__INPUT MATERIAL__:

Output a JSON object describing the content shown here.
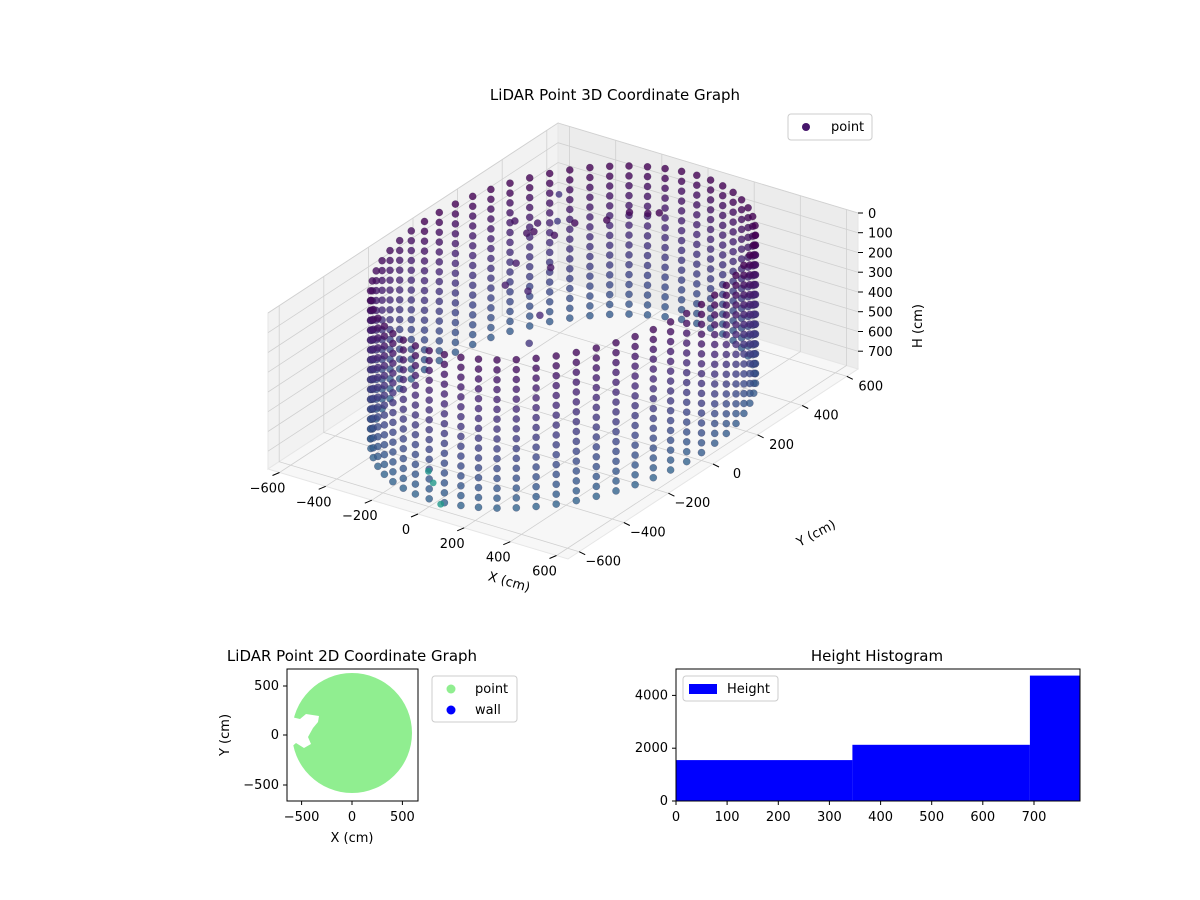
{
  "chart_data": [
    {
      "type": "scatter",
      "projection": "3d",
      "title": "LiDAR Point 3D Coordinate Graph",
      "xlabel": "X (cm)",
      "ylabel": "Y (cm)",
      "zlabel": "H (cm)",
      "x_ticks": [
        "−600",
        "−400",
        "−200",
        "0",
        "200",
        "400",
        "600"
      ],
      "y_ticks": [
        "−600",
        "−400",
        "−200",
        "0",
        "200",
        "400",
        "600"
      ],
      "z_ticks": [
        "0",
        "100",
        "200",
        "300",
        "400",
        "500",
        "600",
        "700"
      ],
      "xlim": [
        -650,
        650
      ],
      "ylim": [
        -650,
        650
      ],
      "zlim": [
        0,
        790
      ],
      "z_inverted": true,
      "grid": true,
      "legend": {
        "position": "upper right",
        "entries": [
          {
            "label": "point",
            "color": "#46166b"
          }
        ]
      },
      "colormap": "viridis",
      "series": [
        {
          "name": "point",
          "shape": "cylindrical wall",
          "radius": 600,
          "height_range": [
            0,
            790
          ],
          "angle_step_deg": 6,
          "height_step": 50
        }
      ],
      "outliers": [
        {
          "x": -520,
          "y": 520,
          "h": 220
        },
        {
          "x": -430,
          "y": 420,
          "h": 250
        },
        {
          "x": -100,
          "y": -500,
          "h": 720
        },
        {
          "x": 50,
          "y": -600,
          "h": 760
        },
        {
          "x": -60,
          "y": -520,
          "h": 750
        }
      ],
      "interior_clutter": [
        {
          "x": -300,
          "y": 180,
          "h": 80
        },
        {
          "x": -250,
          "y": 220,
          "h": 110
        },
        {
          "x": -200,
          "y": 260,
          "h": 60
        },
        {
          "x": -100,
          "y": 300,
          "h": 40
        },
        {
          "x": -50,
          "y": 350,
          "h": 20
        },
        {
          "x": 0,
          "y": 380,
          "h": 30
        },
        {
          "x": 50,
          "y": 380,
          "h": 10
        },
        {
          "x": -150,
          "y": 100,
          "h": 150
        },
        {
          "x": -200,
          "y": 50,
          "h": 250
        },
        {
          "x": -100,
          "y": 0,
          "h": 300
        },
        {
          "x": -50,
          "y": -100,
          "h": 350
        },
        {
          "x": -250,
          "y": 0,
          "h": 200
        },
        {
          "x": -300,
          "y": 100,
          "h": 180
        },
        {
          "x": -350,
          "y": 200,
          "h": 120
        },
        {
          "x": -400,
          "y": 300,
          "h": 160
        },
        {
          "x": -450,
          "y": 250,
          "h": 130
        }
      ]
    },
    {
      "type": "scatter",
      "title": "LiDAR Point 2D Coordinate Graph",
      "xlabel": "X (cm)",
      "ylabel": "Y (cm)",
      "x_ticks": [
        "−500",
        "0",
        "500"
      ],
      "y_ticks": [
        "500",
        "0",
        "−500"
      ],
      "xlim": [
        -650,
        650
      ],
      "ylim": [
        -650,
        650
      ],
      "legend": {
        "position": "outside right",
        "entries": [
          {
            "label": "point",
            "color": "#90ee90"
          },
          {
            "label": "wall",
            "color": "#0000ff"
          }
        ]
      },
      "series": [
        {
          "name": "point",
          "shape": "filled disc",
          "radius": 600,
          "color": "#90ee90"
        },
        {
          "name": "wall",
          "color": "#0000ff",
          "values": []
        }
      ]
    },
    {
      "type": "bar",
      "subtype": "histogram",
      "title": "Height Histogram",
      "x_ticks": [
        "0",
        "100",
        "200",
        "300",
        "400",
        "500",
        "600",
        "700"
      ],
      "y_ticks": [
        "0",
        "2000",
        "4000"
      ],
      "xlim": [
        0,
        790
      ],
      "ylim": [
        0,
        5000
      ],
      "legend": {
        "position": "upper left",
        "entries": [
          {
            "label": "Height",
            "color": "#0000ff"
          }
        ]
      },
      "series": [
        {
          "name": "Height",
          "color": "#0000ff",
          "bins": [
            {
              "start": 0,
              "end": 345,
              "count": 1550
            },
            {
              "start": 345,
              "end": 692,
              "count": 2130
            },
            {
              "start": 692,
              "end": 790,
              "count": 4750
            }
          ]
        }
      ]
    }
  ]
}
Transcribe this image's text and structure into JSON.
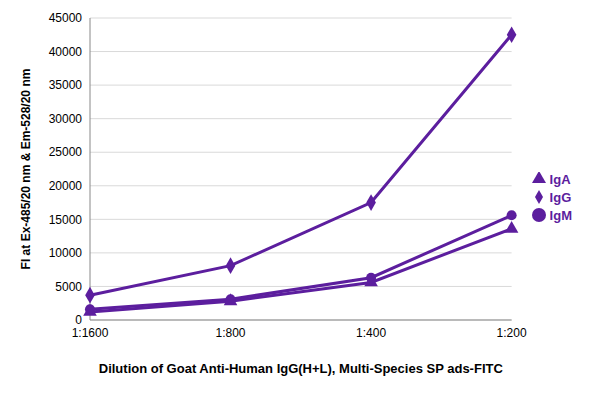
{
  "chart_data": {
    "type": "line",
    "xlabel": "Dilution of Goat Anti-Human IgG(H+L), Multi-Species SP ads-FITC",
    "ylabel": "FI at Ex-485/20 nm & Em-528/20 nm",
    "categories": [
      "1:1600",
      "1:800",
      "1:400",
      "1:200"
    ],
    "series": [
      {
        "name": "IgG",
        "color": "#5c1e9e",
        "marker": "diamond",
        "values": [
          3700,
          8100,
          17500,
          42500
        ]
      },
      {
        "name": "IgM",
        "color": "#5c1e9e",
        "marker": "circle",
        "values": [
          1600,
          3100,
          6300,
          15600
        ]
      },
      {
        "name": "IgA",
        "color": "#5c1e9e",
        "marker": "triangle",
        "values": [
          1200,
          2800,
          5600,
          13600
        ]
      }
    ],
    "ylim": [
      0,
      45000
    ],
    "yticks": [
      0,
      5000,
      10000,
      15000,
      20000,
      25000,
      30000,
      35000,
      40000,
      45000
    ],
    "grid": true,
    "legend": "right"
  }
}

__DESCRIPTION OF THE TASK__: Where does the word "shape" appear? Return each line that holds it.

__OUTPUT OF THE EXERCISE__:
          "shape": "cylindrical wall",
          "shape": "filled disc",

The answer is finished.